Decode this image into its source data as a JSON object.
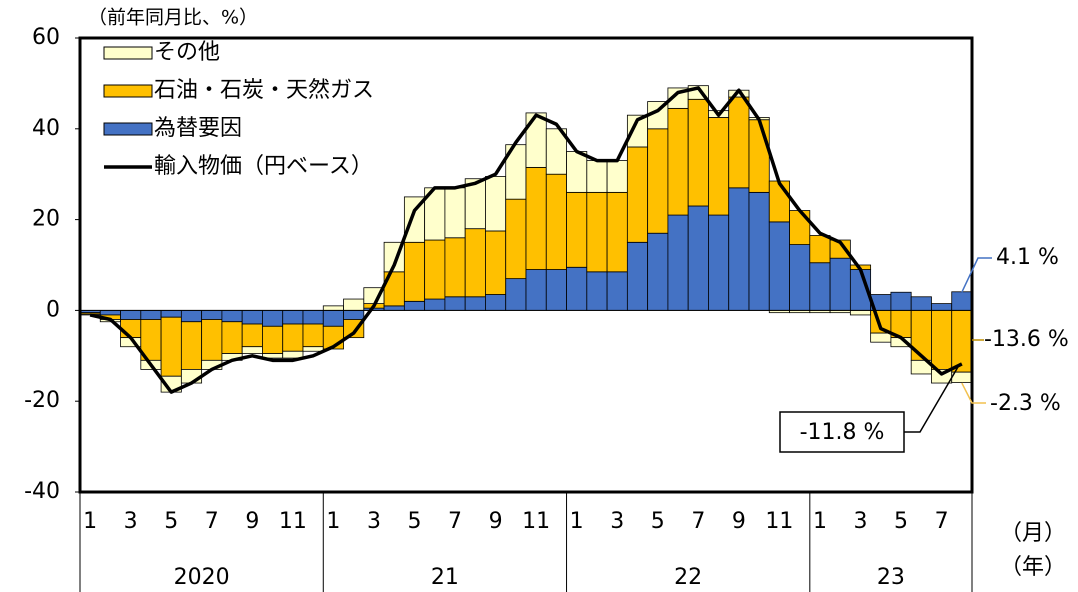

==

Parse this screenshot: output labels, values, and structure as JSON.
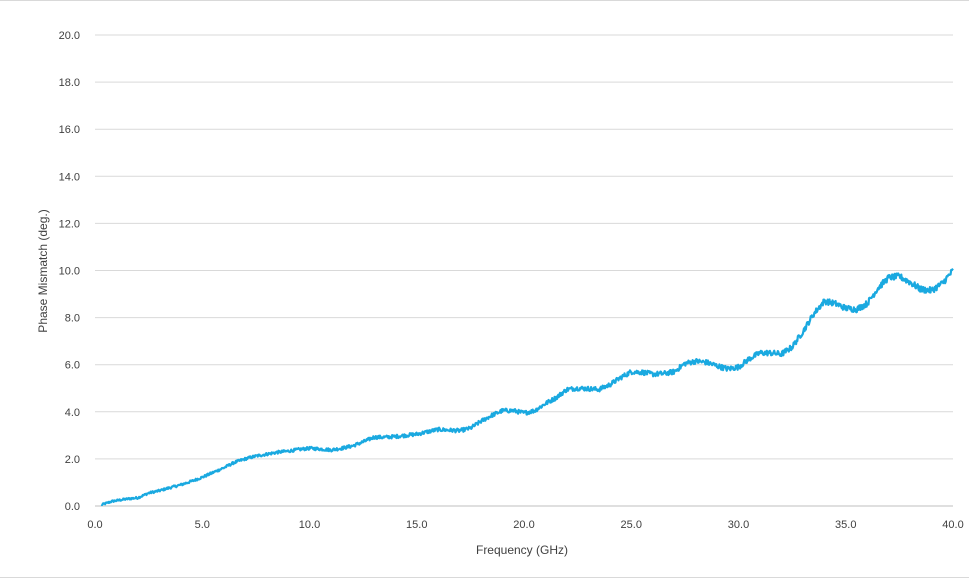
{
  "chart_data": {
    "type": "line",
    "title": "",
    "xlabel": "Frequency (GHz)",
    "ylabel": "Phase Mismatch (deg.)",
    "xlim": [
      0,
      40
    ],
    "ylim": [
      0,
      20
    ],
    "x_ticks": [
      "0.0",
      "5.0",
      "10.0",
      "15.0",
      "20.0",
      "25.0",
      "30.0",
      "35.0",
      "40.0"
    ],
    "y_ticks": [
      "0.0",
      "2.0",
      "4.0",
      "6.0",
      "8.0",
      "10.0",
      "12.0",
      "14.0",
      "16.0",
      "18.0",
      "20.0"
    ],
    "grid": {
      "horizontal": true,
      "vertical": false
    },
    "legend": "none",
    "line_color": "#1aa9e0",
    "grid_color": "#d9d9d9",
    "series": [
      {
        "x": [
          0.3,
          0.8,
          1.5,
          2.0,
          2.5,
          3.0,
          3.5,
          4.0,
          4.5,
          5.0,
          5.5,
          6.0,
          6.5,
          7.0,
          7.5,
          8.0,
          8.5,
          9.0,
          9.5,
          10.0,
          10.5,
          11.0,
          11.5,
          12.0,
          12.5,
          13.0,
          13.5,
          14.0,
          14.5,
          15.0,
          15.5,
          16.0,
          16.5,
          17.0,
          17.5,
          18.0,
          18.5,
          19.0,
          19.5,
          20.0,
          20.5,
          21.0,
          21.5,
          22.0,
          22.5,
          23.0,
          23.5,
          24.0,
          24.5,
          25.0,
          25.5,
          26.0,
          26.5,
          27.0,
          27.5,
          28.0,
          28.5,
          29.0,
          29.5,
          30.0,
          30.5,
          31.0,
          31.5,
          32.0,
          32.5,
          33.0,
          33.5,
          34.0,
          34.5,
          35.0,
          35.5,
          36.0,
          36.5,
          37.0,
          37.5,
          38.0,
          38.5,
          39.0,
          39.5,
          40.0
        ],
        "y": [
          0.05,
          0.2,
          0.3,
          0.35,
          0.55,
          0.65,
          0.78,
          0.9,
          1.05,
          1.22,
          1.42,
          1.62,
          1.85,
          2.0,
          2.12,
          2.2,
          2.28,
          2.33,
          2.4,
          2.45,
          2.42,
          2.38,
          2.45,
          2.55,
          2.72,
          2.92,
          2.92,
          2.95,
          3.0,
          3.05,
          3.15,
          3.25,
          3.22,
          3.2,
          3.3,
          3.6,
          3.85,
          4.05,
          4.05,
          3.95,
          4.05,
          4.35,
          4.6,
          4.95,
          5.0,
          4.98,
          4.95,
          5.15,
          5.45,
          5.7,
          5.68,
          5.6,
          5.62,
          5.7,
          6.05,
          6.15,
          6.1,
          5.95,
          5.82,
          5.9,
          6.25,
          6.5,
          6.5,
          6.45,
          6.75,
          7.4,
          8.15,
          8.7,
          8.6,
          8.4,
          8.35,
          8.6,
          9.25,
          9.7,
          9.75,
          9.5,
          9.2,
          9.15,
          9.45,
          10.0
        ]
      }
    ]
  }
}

==

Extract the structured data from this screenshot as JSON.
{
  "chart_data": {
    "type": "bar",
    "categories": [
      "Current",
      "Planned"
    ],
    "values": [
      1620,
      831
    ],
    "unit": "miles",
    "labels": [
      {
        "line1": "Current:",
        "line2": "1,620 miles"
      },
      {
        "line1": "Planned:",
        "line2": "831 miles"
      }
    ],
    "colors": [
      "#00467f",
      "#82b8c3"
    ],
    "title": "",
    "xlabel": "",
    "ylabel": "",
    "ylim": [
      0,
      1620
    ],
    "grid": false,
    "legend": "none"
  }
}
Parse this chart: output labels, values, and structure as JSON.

- [Work instructions]: Return exactly, and only, the lines from the one containing "Extract the structured" down to the one containing "Parse this chart: output", with both of those lines included.

- [Exercise result]:
Extract the structured data from this screenshot as JSON.
{
  "chart_data": {
    "type": "bar",
    "categories": [
      "Current",
      "Planned"
    ],
    "values": [
      1620,
      831
    ],
    "unit": "miles",
    "labels": [
      {
        "line1": "Current:",
        "line2": "1,620 miles"
      },
      {
        "line1": "Planned:",
        "line2": "831 miles"
      }
    ],
    "colors": [
      "#00467f",
      "#82b8c3"
    ],
    "title": "",
    "xlabel": "",
    "ylabel": "",
    "ylim": [
      0,
      1620
    ],
    "grid": false,
    "legend": "none"
  }
}
Parse this chart: output labels, values, and structure as JSON.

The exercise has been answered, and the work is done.